Work to do: Copy every line of the material below word for word.

━━ Information supplied ━━

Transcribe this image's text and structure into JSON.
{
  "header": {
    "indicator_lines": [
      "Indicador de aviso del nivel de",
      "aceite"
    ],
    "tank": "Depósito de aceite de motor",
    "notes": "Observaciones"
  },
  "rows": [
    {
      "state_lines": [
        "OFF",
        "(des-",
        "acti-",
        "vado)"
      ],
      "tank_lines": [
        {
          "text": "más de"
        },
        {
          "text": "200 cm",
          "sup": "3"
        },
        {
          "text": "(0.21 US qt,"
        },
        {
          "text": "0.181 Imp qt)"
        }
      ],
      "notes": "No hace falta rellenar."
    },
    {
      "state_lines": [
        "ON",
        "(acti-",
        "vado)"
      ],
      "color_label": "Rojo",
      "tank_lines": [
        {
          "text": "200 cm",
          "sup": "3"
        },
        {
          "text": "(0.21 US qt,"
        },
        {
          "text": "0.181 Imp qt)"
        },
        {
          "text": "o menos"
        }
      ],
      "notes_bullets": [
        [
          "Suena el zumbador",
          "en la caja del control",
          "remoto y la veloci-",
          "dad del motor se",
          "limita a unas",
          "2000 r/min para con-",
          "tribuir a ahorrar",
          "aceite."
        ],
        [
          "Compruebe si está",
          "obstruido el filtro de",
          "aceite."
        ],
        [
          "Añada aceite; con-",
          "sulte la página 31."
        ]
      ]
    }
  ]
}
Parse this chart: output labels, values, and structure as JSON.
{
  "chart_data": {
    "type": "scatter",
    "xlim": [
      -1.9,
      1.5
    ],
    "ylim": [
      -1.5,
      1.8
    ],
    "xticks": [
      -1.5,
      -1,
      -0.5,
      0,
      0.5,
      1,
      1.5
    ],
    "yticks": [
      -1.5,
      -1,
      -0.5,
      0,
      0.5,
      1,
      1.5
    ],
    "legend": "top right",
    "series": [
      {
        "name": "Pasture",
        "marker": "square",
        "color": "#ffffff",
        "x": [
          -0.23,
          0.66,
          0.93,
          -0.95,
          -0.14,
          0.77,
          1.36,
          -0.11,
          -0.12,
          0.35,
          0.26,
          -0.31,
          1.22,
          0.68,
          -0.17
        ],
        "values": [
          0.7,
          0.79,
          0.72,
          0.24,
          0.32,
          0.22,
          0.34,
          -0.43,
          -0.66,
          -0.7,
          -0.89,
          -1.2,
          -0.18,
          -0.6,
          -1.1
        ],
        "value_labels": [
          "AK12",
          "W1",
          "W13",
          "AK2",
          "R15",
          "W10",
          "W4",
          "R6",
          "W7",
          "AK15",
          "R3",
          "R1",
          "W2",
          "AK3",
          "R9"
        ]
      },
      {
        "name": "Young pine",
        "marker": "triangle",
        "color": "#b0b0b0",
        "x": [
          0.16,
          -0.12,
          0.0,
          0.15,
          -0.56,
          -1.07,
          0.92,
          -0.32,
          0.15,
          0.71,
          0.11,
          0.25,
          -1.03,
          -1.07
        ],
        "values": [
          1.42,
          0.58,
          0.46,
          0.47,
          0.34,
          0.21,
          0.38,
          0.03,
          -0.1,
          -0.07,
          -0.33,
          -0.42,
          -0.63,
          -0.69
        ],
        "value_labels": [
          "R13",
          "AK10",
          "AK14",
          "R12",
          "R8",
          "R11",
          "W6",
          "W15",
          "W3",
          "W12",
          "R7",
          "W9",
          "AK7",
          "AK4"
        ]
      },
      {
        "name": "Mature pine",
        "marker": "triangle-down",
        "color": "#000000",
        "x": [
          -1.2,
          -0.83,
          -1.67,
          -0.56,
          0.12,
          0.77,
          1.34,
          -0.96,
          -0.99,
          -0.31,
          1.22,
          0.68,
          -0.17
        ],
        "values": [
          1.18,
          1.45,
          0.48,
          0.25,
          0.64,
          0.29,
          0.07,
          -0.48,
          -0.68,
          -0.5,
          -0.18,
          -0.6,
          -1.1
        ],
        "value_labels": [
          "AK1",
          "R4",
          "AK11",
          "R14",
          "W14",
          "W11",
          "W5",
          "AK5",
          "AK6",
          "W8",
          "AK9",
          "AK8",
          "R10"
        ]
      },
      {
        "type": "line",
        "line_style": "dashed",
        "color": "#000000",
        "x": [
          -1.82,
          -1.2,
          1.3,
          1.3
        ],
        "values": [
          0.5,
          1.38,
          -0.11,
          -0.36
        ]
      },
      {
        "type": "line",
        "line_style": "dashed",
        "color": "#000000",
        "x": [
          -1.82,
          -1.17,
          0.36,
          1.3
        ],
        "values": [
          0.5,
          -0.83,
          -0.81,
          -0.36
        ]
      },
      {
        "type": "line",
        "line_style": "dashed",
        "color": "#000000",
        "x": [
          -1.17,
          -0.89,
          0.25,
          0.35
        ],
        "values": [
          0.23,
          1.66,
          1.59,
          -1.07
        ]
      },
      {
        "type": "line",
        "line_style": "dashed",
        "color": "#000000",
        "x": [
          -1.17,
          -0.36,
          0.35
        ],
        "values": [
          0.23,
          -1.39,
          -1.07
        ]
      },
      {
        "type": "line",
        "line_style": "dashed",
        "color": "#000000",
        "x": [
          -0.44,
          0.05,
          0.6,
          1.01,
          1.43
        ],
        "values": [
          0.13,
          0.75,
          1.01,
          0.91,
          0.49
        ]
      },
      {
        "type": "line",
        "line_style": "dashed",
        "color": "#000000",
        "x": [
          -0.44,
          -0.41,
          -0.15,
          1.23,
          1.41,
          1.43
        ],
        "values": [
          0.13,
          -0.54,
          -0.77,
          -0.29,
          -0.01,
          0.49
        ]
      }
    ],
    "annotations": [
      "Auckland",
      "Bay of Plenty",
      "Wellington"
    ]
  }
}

━━━

Answer to this problem:
Transcribe this image's text and structure into JSON.
{
  "header": {
    "indicator_lines": [
      "Indicador de aviso del nivel de",
      "aceite"
    ],
    "tank": "Depósito de aceite de motor",
    "notes": "Observaciones"
  },
  "rows": [
    {
      "state_lines": [
        "OFF",
        "(des-",
        "acti-",
        "vado)"
      ],
      "tank_lines": [
        {
          "text": "más de"
        },
        {
          "text": "200 cm",
          "sup": "3"
        },
        {
          "text": "(0.21 US qt,"
        },
        {
          "text": "0.181 Imp qt)"
        }
      ],
      "notes": "No hace falta rellenar."
    },
    {
      "state_lines": [
        "ON",
        "(acti-",
        "vado)"
      ],
      "color_label": "Rojo",
      "tank_lines": [
        {
          "text": "200 cm",
          "sup": "3"
        },
        {
          "text": "(0.21 US qt,"
        },
        {
          "text": "0.181 Imp qt)"
        },
        {
          "text": "o menos"
        }
      ],
      "notes_bullets": [
        [
          "Suena el zumbador",
          "en la caja del control",
          "remoto y la veloci-",
          "dad del motor se",
          "limita a unas",
          "2000 r/min para con-",
          "tribuir a ahorrar",
          "aceite."
        ],
        [
          "Compruebe si está",
          "obstruido el filtro de",
          "aceite."
        ],
        [
          "Añada aceite; con-",
          "sulte la página 31."
        ]
      ]
    }
  ]
}
Parse this chart: output labels, values, and structure as JSON.
{
  "chart_data": {
    "type": "scatter",
    "xlim": [
      -1.9,
      1.5
    ],
    "ylim": [
      -1.5,
      1.8
    ],
    "xticks": [
      -1.5,
      -1,
      -0.5,
      0,
      0.5,
      1,
      1.5
    ],
    "yticks": [
      -1.5,
      -1,
      -0.5,
      0,
      0.5,
      1,
      1.5
    ],
    "legend": "top right",
    "series": [
      {
        "name": "Pasture",
        "marker": "square",
        "color": "#ffffff",
        "x": [
          -0.23,
          0.66,
          0.93,
          -0.95,
          -0.14,
          0.77,
          1.36,
          -0.11,
          -0.12,
          0.35,
          0.26,
          -0.31,
          1.22,
          0.68,
          -0.17
        ],
        "values": [
          0.7,
          0.79,
          0.72,
          0.24,
          0.32,
          0.22,
          0.34,
          -0.43,
          -0.66,
          -0.7,
          -0.89,
          -1.2,
          -0.18,
          -0.6,
          -1.1
        ],
        "value_labels": [
          "AK12",
          "W1",
          "W13",
          "AK2",
          "R15",
          "W10",
          "W4",
          "R6",
          "W7",
          "AK15",
          "R3",
          "R1",
          "W2",
          "AK3",
          "R9"
        ]
      },
      {
        "name": "Young pine",
        "marker": "triangle",
        "color": "#b0b0b0",
        "x": [
          0.16,
          -0.12,
          0.0,
          0.15,
          -0.56,
          -1.07,
          0.92,
          -0.32,
          0.15,
          0.71,
          0.11,
          0.25,
          -1.03,
          -1.07
        ],
        "values": [
          1.42,
          0.58,
          0.46,
          0.47,
          0.34,
          0.21,
          0.38,
          0.03,
          -0.1,
          -0.07,
          -0.33,
          -0.42,
          -0.63,
          -0.69
        ],
        "value_labels": [
          "R13",
          "AK10",
          "AK14",
          "R12",
          "R8",
          "R11",
          "W6",
          "W15",
          "W3",
          "W12",
          "R7",
          "W9",
          "AK7",
          "AK4"
        ]
      },
      {
        "name": "Mature pine",
        "marker": "triangle-down",
        "color": "#000000",
        "x": [
          -1.2,
          -0.83,
          -1.67,
          -0.56,
          0.12,
          0.77,
          1.34,
          -0.96,
          -0.99,
          -0.31,
          1.22,
          0.68,
          -0.17
        ],
        "values": [
          1.18,
          1.45,
          0.48,
          0.25,
          0.64,
          0.29,
          0.07,
          -0.48,
          -0.68,
          -0.5,
          -0.18,
          -0.6,
          -1.1
        ],
        "value_labels": [
          "AK1",
          "R4",
          "AK11",
          "R14",
          "W14",
          "W11",
          "W5",
          "AK5",
          "AK6",
          "W8",
          "AK9",
          "AK8",
          "R10"
        ]
      },
      {
        "type": "line",
        "line_style": "dashed",
        "color": "#000000",
        "x": [
          -1.82,
          -1.2,
          1.3,
          1.3
        ],
        "values": [
          0.5,
          1.38,
          -0.11,
          -0.36
        ]
      },
      {
        "type": "line",
        "line_style": "dashed",
        "color": "#000000",
        "x": [
          -1.82,
          -1.17,
          0.36,
          1.3
        ],
        "values": [
          0.5,
          -0.83,
          -0.81,
          -0.36
        ]
      },
      {
        "type": "line",
        "line_style": "dashed",
        "color": "#000000",
        "x": [
          -1.17,
          -0.89,
          0.25,
          0.35
        ],
        "values": [
          0.23,
          1.66,
          1.59,
          -1.07
        ]
      },
      {
        "type": "line",
        "line_style": "dashed",
        "color": "#000000",
        "x": [
          -1.17,
          -0.36,
          0.35
        ],
        "values": [
          0.23,
          -1.39,
          -1.07
        ]
      },
      {
        "type": "line",
        "line_style": "dashed",
        "color": "#000000",
        "x": [
          -0.44,
          0.05,
          0.6,
          1.01,
          1.43
        ],
        "values": [
          0.13,
          0.75,
          1.01,
          0.91,
          0.49
        ]
      },
      {
        "type": "line",
        "line_style": "dashed",
        "color": "#000000",
        "x": [
          -0.44,
          -0.41,
          -0.15,
          1.23,
          1.41,
          1.43
        ],
        "values": [
          0.13,
          -0.54,
          -0.77,
          -0.29,
          -0.01,
          0.49
        ]
      }
    ],
    "annotations": [
      "Auckland",
      "Bay of Plenty",
      "Wellington"
    ]
  }
}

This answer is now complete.